## EXERCISE DIRECTIONS
Below are some entries; can you quote all of them exactly?

Dataset rows

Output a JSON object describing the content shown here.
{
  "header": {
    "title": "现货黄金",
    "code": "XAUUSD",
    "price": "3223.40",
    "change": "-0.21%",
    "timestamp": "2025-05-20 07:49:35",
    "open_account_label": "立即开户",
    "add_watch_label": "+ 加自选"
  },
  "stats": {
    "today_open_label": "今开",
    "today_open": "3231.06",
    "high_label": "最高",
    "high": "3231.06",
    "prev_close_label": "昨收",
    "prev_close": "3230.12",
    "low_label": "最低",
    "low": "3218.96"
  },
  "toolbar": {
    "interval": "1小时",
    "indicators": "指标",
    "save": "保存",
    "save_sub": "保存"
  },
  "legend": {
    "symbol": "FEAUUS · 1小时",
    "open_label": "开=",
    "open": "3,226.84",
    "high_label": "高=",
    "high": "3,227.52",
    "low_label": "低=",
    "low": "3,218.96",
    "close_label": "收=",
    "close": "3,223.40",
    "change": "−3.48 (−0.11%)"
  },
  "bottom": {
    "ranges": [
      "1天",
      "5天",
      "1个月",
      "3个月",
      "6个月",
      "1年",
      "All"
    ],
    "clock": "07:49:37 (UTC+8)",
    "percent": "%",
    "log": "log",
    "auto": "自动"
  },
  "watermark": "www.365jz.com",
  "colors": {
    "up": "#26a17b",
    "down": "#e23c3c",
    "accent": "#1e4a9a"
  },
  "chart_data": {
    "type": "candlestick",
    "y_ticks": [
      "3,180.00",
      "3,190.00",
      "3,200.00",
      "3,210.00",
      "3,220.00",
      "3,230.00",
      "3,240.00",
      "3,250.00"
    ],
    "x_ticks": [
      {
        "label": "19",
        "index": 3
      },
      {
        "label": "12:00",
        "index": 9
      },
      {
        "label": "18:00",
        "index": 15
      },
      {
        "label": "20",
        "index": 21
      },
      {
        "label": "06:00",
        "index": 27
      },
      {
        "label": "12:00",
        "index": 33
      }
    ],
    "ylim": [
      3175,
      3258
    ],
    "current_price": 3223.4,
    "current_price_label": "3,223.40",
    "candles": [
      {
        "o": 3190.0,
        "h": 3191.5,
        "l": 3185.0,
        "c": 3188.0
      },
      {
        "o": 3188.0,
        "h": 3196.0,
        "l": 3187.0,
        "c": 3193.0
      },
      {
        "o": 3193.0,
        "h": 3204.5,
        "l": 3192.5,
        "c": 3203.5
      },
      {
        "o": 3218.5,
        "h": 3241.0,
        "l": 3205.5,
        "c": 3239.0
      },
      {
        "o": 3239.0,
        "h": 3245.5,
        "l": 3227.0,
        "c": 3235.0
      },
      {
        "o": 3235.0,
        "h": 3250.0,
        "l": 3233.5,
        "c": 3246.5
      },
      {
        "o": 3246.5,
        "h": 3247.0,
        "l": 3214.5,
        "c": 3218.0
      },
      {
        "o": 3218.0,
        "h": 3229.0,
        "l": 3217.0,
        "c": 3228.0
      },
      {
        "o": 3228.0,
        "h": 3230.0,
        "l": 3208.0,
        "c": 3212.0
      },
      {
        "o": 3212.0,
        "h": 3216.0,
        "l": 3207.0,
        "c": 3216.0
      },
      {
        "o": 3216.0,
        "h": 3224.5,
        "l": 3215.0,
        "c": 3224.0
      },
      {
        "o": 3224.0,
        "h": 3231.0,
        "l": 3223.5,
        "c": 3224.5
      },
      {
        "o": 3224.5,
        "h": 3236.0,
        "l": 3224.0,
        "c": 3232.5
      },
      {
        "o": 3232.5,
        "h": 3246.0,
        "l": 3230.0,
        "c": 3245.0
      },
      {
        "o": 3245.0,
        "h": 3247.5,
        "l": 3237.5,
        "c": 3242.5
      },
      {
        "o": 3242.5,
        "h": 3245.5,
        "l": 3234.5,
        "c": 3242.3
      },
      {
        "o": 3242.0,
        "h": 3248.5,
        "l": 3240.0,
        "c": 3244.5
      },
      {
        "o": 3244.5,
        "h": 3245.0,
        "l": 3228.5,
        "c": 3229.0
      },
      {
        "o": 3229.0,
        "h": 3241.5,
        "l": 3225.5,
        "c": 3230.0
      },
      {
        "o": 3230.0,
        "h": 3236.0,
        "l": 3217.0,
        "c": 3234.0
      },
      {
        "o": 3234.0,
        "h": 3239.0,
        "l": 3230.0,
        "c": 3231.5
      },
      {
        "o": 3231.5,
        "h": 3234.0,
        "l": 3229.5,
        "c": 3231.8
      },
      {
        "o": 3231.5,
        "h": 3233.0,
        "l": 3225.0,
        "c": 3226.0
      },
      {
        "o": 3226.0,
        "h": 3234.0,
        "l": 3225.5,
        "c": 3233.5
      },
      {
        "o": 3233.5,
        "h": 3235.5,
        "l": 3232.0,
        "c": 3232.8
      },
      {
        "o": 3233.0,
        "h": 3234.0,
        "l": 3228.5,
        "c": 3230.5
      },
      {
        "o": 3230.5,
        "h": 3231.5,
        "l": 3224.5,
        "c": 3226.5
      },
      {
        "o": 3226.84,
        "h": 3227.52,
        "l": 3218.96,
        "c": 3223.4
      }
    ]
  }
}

## EXERCISE ANSWER
Output a JSON object describing the content shown here.
{
  "header": {
    "title": "现货黄金",
    "code": "XAUUSD",
    "price": "3223.40",
    "change": "-0.21%",
    "timestamp": "2025-05-20 07:49:35",
    "open_account_label": "立即开户",
    "add_watch_label": "+ 加自选"
  },
  "stats": {
    "today_open_label": "今开",
    "today_open": "3231.06",
    "high_label": "最高",
    "high": "3231.06",
    "prev_close_label": "昨收",
    "prev_close": "3230.12",
    "low_label": "最低",
    "low": "3218.96"
  },
  "toolbar": {
    "interval": "1小时",
    "indicators": "指标",
    "save": "保存",
    "save_sub": "保存"
  },
  "legend": {
    "symbol": "FEAUUS · 1小时",
    "open_label": "开=",
    "open": "3,226.84",
    "high_label": "高=",
    "high": "3,227.52",
    "low_label": "低=",
    "low": "3,218.96",
    "close_label": "收=",
    "close": "3,223.40",
    "change": "−3.48 (−0.11%)"
  },
  "bottom": {
    "ranges": [
      "1天",
      "5天",
      "1个月",
      "3个月",
      "6个月",
      "1年",
      "All"
    ],
    "clock": "07:49:37 (UTC+8)",
    "percent": "%",
    "log": "log",
    "auto": "自动"
  },
  "watermark": "www.365jz.com",
  "colors": {
    "up": "#26a17b",
    "down": "#e23c3c",
    "accent": "#1e4a9a"
  },
  "chart_data": {
    "type": "candlestick",
    "y_ticks": [
      "3,180.00",
      "3,190.00",
      "3,200.00",
      "3,210.00",
      "3,220.00",
      "3,230.00",
      "3,240.00",
      "3,250.00"
    ],
    "x_ticks": [
      {
        "label": "19",
        "index": 3
      },
      {
        "label": "12:00",
        "index": 9
      },
      {
        "label": "18:00",
        "index": 15
      },
      {
        "label": "20",
        "index": 21
      },
      {
        "label": "06:00",
        "index": 27
      },
      {
        "label": "12:00",
        "index": 33
      }
    ],
    "ylim": [
      3175,
      3258
    ],
    "current_price": 3223.4,
    "current_price_label": "3,223.40",
    "candles": [
      {
        "o": 3190.0,
        "h": 3191.5,
        "l": 3185.0,
        "c": 3188.0
      },
      {
        "o": 3188.0,
        "h": 3196.0,
        "l": 3187.0,
        "c": 3193.0
      },
      {
        "o": 3193.0,
        "h": 3204.5,
        "l": 3192.5,
        "c": 3203.5
      },
      {
        "o": 3218.5,
        "h": 3241.0,
        "l": 3205.5,
        "c": 3239.0
      },
      {
        "o": 3239.0,
        "h": 3245.5,
        "l": 3227.0,
        "c": 3235.0
      },
      {
        "o": 3235.0,
        "h": 3250.0,
        "l": 3233.5,
        "c": 3246.5
      },
      {
        "o": 3246.5,
        "h": 3247.0,
        "l": 3214.5,
        "c": 3218.0
      },
      {
        "o": 3218.0,
        "h": 3229.0,
        "l": 3217.0,
        "c": 3228.0
      },
      {
        "o": 3228.0,
        "h": 3230.0,
        "l": 3208.0,
        "c": 3212.0
      },
      {
        "o": 3212.0,
        "h": 3216.0,
        "l": 3207.0,
        "c": 3216.0
      },
      {
        "o": 3216.0,
        "h": 3224.5,
        "l": 3215.0,
        "c": 3224.0
      },
      {
        "o": 3224.0,
        "h": 3231.0,
        "l": 3223.5,
        "c": 3224.5
      },
      {
        "o": 3224.5,
        "h": 3236.0,
        "l": 3224.0,
        "c": 3232.5
      },
      {
        "o": 3232.5,
        "h": 3246.0,
        "l": 3230.0,
        "c": 3245.0
      },
      {
        "o": 3245.0,
        "h": 3247.5,
        "l": 3237.5,
        "c": 3242.5
      },
      {
        "o": 3242.5,
        "h": 3245.5,
        "l": 3234.5,
        "c": 3242.3
      },
      {
        "o": 3242.0,
        "h": 3248.5,
        "l": 3240.0,
        "c": 3244.5
      },
      {
        "o": 3244.5,
        "h": 3245.0,
        "l": 3228.5,
        "c": 3229.0
      },
      {
        "o": 3229.0,
        "h": 3241.5,
        "l": 3225.5,
        "c": 3230.0
      },
      {
        "o": 3230.0,
        "h": 3236.0,
        "l": 3217.0,
        "c": 3234.0
      },
      {
        "o": 3234.0,
        "h": 3239.0,
        "l": 3230.0,
        "c": 3231.5
      },
      {
        "o": 3231.5,
        "h": 3234.0,
        "l": 3229.5,
        "c": 3231.8
      },
      {
        "o": 3231.5,
        "h": 3233.0,
        "l": 3225.0,
        "c": 3226.0
      },
      {
        "o": 3226.0,
        "h": 3234.0,
        "l": 3225.5,
        "c": 3233.5
      },
      {
        "o": 3233.5,
        "h": 3235.5,
        "l": 3232.0,
        "c": 3232.8
      },
      {
        "o": 3233.0,
        "h": 3234.0,
        "l": 3228.5,
        "c": 3230.5
      },
      {
        "o": 3230.5,
        "h": 3231.5,
        "l": 3224.5,
        "c": 3226.5
      },
      {
        "o": 3226.84,
        "h": 3227.52,
        "l": 3218.96,
        "c": 3223.4
      }
    ]
  }
}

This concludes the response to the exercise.